→ Exercise objective: Set down the lines below word for word, leaving out the picture.

Part of a data file:
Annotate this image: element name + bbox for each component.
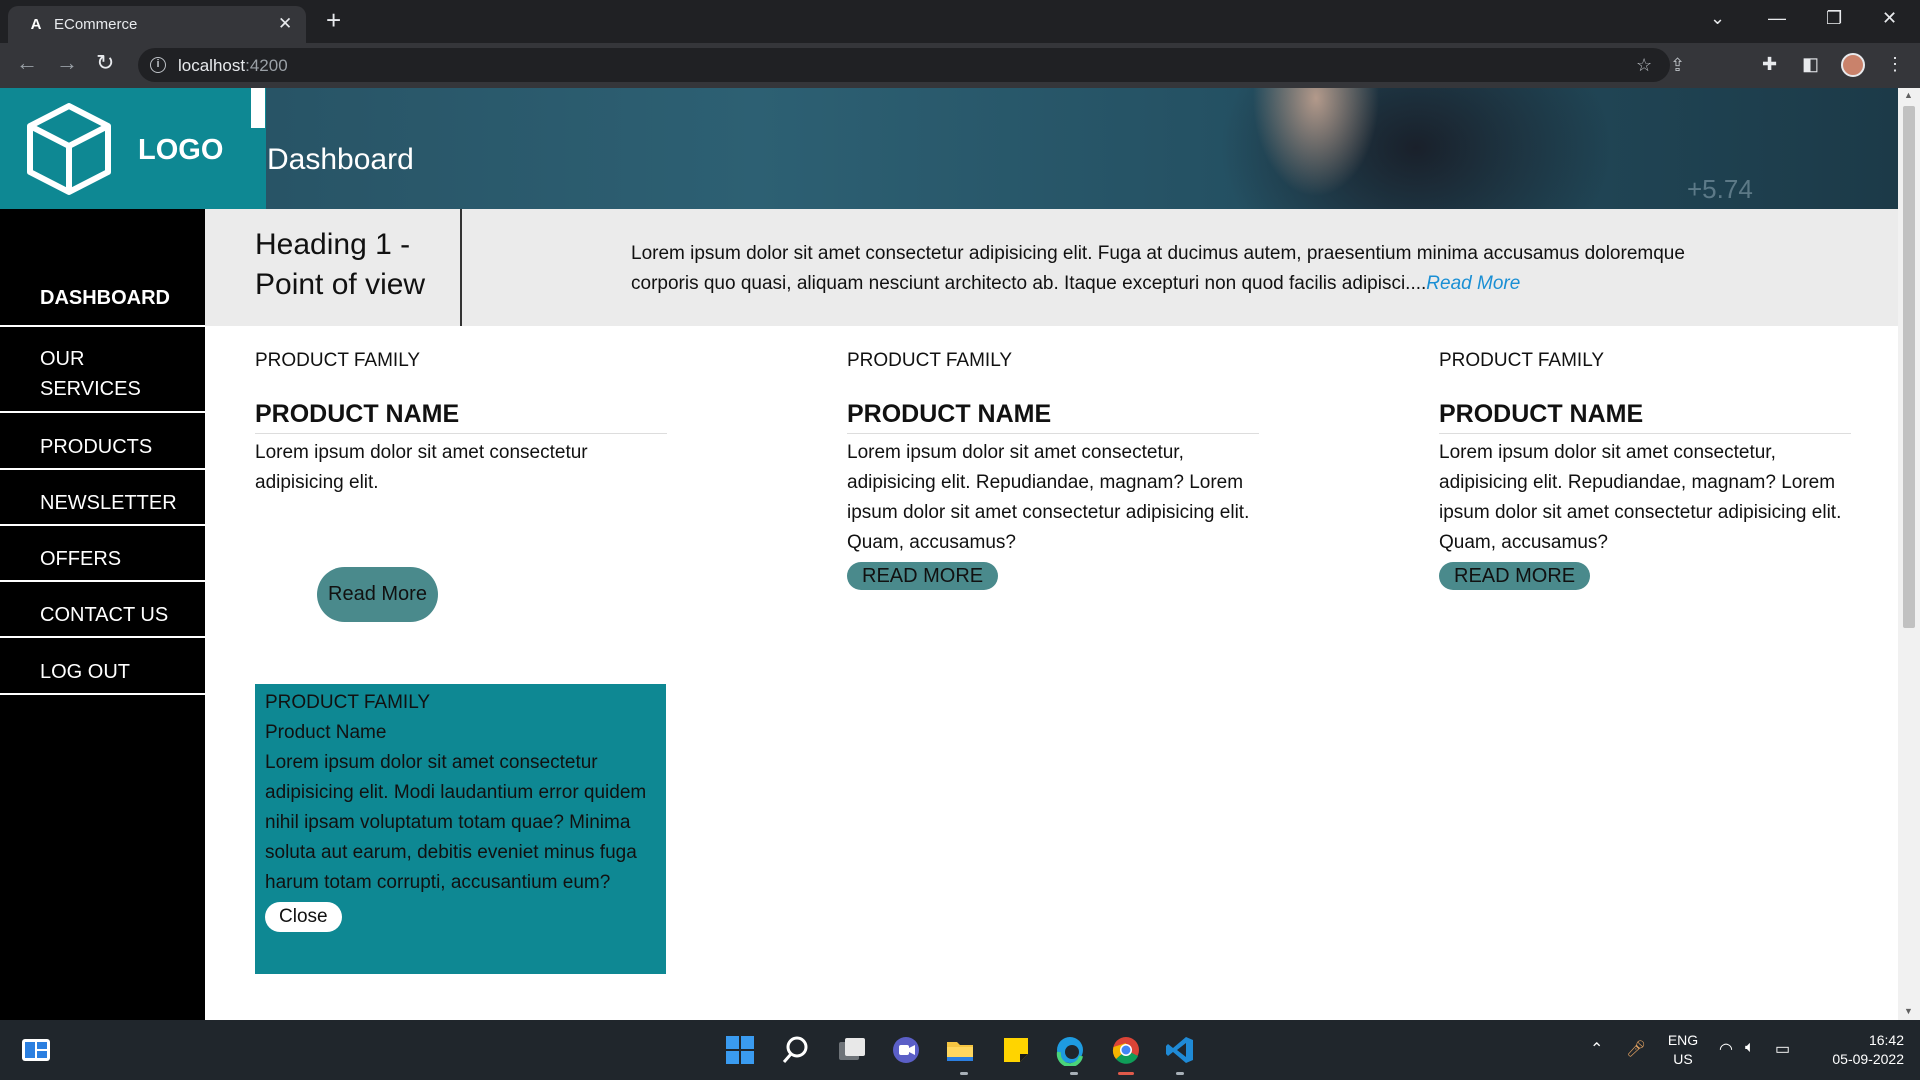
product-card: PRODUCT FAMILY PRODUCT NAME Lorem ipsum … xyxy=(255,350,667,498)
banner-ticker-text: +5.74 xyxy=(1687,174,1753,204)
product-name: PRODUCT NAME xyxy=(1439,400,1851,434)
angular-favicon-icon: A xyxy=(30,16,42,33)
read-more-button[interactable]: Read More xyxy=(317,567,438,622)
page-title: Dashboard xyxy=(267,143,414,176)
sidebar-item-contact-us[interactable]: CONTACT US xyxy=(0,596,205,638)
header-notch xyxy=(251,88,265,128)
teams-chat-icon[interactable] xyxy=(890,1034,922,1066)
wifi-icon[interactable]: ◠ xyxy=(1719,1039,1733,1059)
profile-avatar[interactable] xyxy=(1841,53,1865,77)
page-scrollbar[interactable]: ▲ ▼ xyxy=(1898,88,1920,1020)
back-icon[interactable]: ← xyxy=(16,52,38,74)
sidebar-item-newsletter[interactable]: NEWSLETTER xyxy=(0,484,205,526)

→ Problem solution:
Annotate this image: element name + bbox for each component.
product-card: PRODUCT FAMILY PRODUCT NAME Lorem ipsum … xyxy=(255,350,667,498)
banner-ticker-text: +5.74 xyxy=(1687,174,1753,204)
product-name: PRODUCT NAME xyxy=(1439,400,1851,434)
angular-favicon-icon: A xyxy=(30,16,42,33)
read-more-button[interactable]: Read More xyxy=(317,567,438,622)
page-title: Dashboard xyxy=(267,143,414,176)
sidebar-item-contact-us[interactable]: CONTACT US xyxy=(0,596,205,638)
header-notch xyxy=(251,88,265,128)
teams-chat-icon[interactable] xyxy=(890,1034,922,1066)
wifi-icon[interactable]: ◠ xyxy=(1719,1039,1733,1059)
profile-avatar[interactable] xyxy=(1841,53,1865,77)
page-scrollbar[interactable]: ▲ ▼ xyxy=(1898,88,1920,1020)
back-icon[interactable]: ← xyxy=(16,52,38,74)
sidebar-item-newsletter[interactable]: NEWSLETTER xyxy=(0,484,205,526)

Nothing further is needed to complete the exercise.